▸ WHAT YOU NEED TO DO:
Tally the lines containing "JSON" and report the number alone.

▸ INPUT MATERIAL:

◆ ◆ ◆ ◆ ◆

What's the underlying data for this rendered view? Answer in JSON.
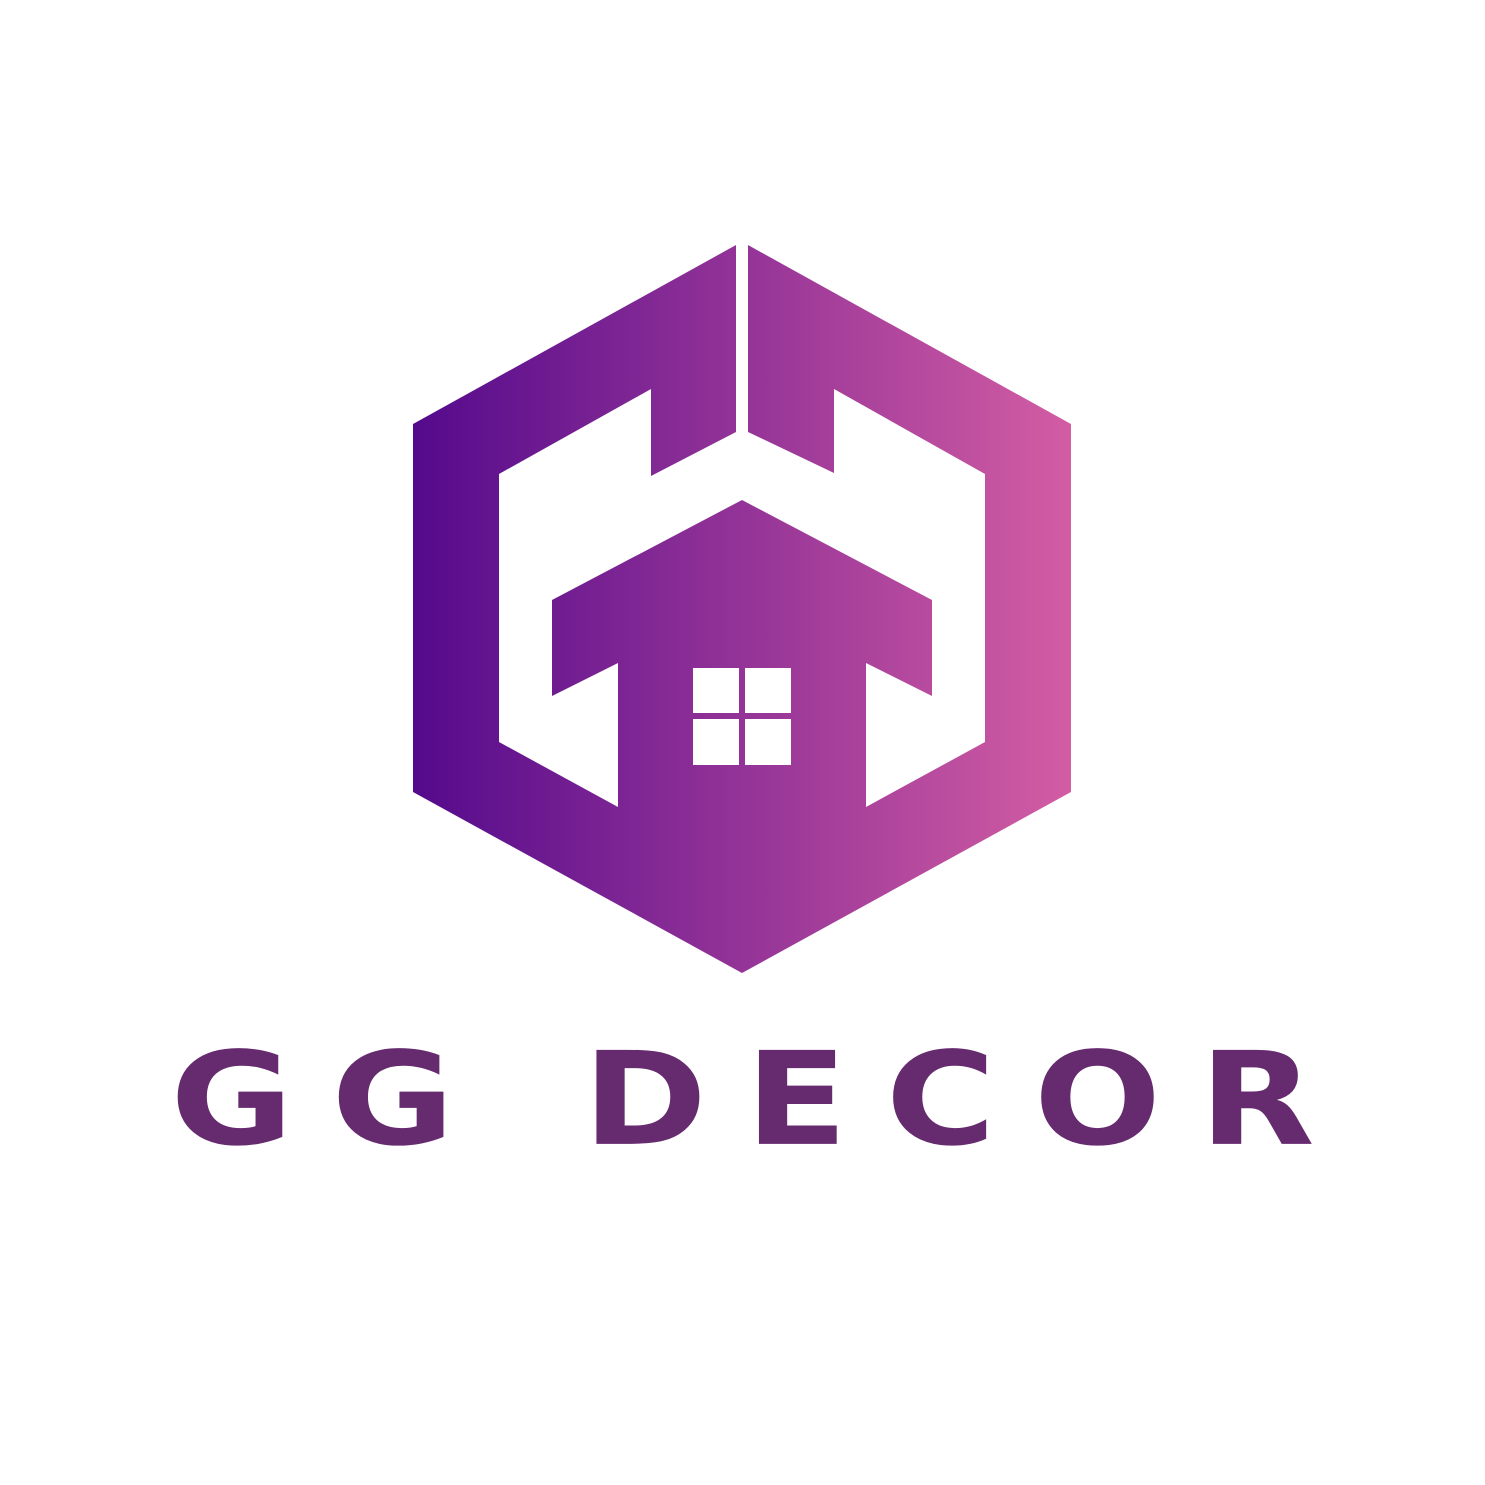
{
  "brand": {
    "name": "GG DECOR",
    "text_color": "#652b6e",
    "gradient_start": "#540a8c",
    "gradient_end": "#d35da3",
    "mark_icon": "hexagon-house-icon",
    "window_icon": "four-pane-window-icon"
  }
}
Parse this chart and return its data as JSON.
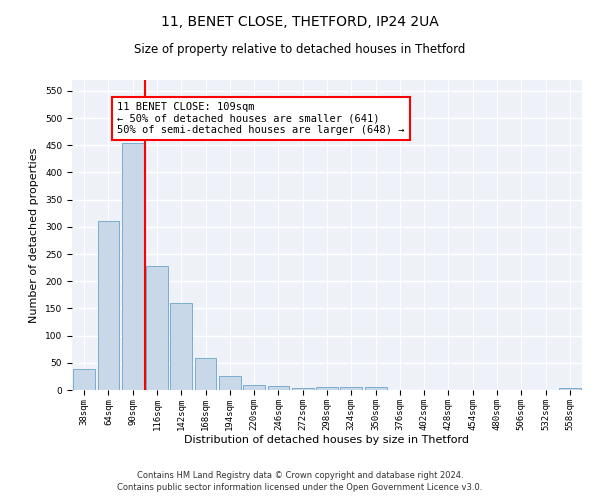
{
  "title_line1": "11, BENET CLOSE, THETFORD, IP24 2UA",
  "title_line2": "Size of property relative to detached houses in Thetford",
  "xlabel": "Distribution of detached houses by size in Thetford",
  "ylabel": "Number of detached properties",
  "bar_labels": [
    "38sqm",
    "64sqm",
    "90sqm",
    "116sqm",
    "142sqm",
    "168sqm",
    "194sqm",
    "220sqm",
    "246sqm",
    "272sqm",
    "298sqm",
    "324sqm",
    "350sqm",
    "376sqm",
    "402sqm",
    "428sqm",
    "454sqm",
    "480sqm",
    "506sqm",
    "532sqm",
    "558sqm"
  ],
  "bar_values": [
    38,
    310,
    455,
    228,
    160,
    58,
    25,
    10,
    8,
    4,
    5,
    5,
    5,
    0,
    0,
    0,
    0,
    0,
    0,
    0,
    4
  ],
  "bar_color": "#c8d8e8",
  "bar_edge_color": "#7aadcf",
  "red_line_index": 3,
  "annotation_text": "11 BENET CLOSE: 109sqm\n← 50% of detached houses are smaller (641)\n50% of semi-detached houses are larger (648) →",
  "annotation_box_color": "white",
  "annotation_box_edge": "red",
  "ylim": [
    0,
    570
  ],
  "yticks": [
    0,
    50,
    100,
    150,
    200,
    250,
    300,
    350,
    400,
    450,
    500,
    550
  ],
  "background_color": "#eef2f8",
  "grid_color": "#ffffff",
  "footer_line1": "Contains HM Land Registry data © Crown copyright and database right 2024.",
  "footer_line2": "Contains public sector information licensed under the Open Government Licence v3.0.",
  "title_fontsize": 10,
  "subtitle_fontsize": 8.5,
  "axis_label_fontsize": 8,
  "tick_fontsize": 6.5,
  "annotation_fontsize": 7.5,
  "footer_fontsize": 6
}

◆ ◆ ◆ ◆ ◆

▸ EXPECTED ANSWER:
2